* Begin MATERIAL FOR THE TASK *

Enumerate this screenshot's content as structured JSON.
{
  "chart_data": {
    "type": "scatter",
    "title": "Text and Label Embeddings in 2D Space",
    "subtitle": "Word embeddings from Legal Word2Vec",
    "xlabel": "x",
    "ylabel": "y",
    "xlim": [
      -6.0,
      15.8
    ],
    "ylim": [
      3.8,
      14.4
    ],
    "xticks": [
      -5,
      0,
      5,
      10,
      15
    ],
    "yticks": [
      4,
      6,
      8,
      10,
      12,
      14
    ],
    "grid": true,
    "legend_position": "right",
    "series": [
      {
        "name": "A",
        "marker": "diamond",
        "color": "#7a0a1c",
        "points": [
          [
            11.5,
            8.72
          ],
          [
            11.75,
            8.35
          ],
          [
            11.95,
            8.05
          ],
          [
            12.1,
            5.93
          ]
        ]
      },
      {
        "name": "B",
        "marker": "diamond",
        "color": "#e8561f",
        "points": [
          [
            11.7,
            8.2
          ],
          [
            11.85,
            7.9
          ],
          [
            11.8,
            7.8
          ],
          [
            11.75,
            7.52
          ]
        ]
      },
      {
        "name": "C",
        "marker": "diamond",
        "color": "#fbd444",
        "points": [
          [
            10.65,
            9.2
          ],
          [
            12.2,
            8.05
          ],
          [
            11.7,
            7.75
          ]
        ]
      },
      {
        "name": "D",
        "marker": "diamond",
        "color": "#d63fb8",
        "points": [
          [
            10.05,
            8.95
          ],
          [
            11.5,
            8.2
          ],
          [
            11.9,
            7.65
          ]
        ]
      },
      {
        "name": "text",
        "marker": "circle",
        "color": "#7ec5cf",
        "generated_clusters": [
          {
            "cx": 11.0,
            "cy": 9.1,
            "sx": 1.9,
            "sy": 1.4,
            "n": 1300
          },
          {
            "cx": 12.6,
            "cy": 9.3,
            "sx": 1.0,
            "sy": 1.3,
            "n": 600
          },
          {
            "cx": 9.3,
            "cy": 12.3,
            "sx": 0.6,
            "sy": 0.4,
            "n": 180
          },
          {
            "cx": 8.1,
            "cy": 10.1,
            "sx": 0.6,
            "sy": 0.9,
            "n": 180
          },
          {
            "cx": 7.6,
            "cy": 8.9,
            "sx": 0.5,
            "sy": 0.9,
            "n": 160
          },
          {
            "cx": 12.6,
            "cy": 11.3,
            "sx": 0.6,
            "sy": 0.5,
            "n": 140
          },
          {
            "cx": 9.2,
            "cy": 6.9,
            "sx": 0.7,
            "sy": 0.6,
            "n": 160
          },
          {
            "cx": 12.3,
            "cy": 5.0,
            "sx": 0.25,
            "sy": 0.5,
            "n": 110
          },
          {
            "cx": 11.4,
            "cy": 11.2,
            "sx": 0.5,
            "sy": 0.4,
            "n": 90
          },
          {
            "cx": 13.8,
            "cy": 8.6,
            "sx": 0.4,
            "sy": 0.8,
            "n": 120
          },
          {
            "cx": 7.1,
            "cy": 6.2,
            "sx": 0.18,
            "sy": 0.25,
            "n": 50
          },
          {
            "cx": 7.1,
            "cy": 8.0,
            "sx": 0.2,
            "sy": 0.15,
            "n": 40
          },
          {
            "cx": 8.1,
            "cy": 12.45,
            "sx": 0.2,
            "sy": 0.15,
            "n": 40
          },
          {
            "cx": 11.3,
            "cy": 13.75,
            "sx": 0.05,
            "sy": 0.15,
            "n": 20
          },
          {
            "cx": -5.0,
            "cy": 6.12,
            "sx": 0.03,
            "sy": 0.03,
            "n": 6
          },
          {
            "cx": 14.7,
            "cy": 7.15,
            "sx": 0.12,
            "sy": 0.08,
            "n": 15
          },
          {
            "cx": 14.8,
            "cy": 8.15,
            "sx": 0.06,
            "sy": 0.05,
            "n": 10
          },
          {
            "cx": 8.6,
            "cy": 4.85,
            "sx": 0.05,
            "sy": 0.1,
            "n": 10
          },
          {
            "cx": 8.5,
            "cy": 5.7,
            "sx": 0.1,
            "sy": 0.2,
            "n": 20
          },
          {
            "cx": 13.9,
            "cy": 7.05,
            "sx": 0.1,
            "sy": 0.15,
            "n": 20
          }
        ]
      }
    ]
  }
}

* End MATERIAL FOR THE TASK *

EXERCISE.
Which lines in the data above contain "color"? Show each one.

WRITTEN ANSWER.
        "color": "#7a0a1c",
        "color": "#e8561f",
        "color": "#fbd444",
        "color": "#d63fb8",
        "color": "#7ec5cf",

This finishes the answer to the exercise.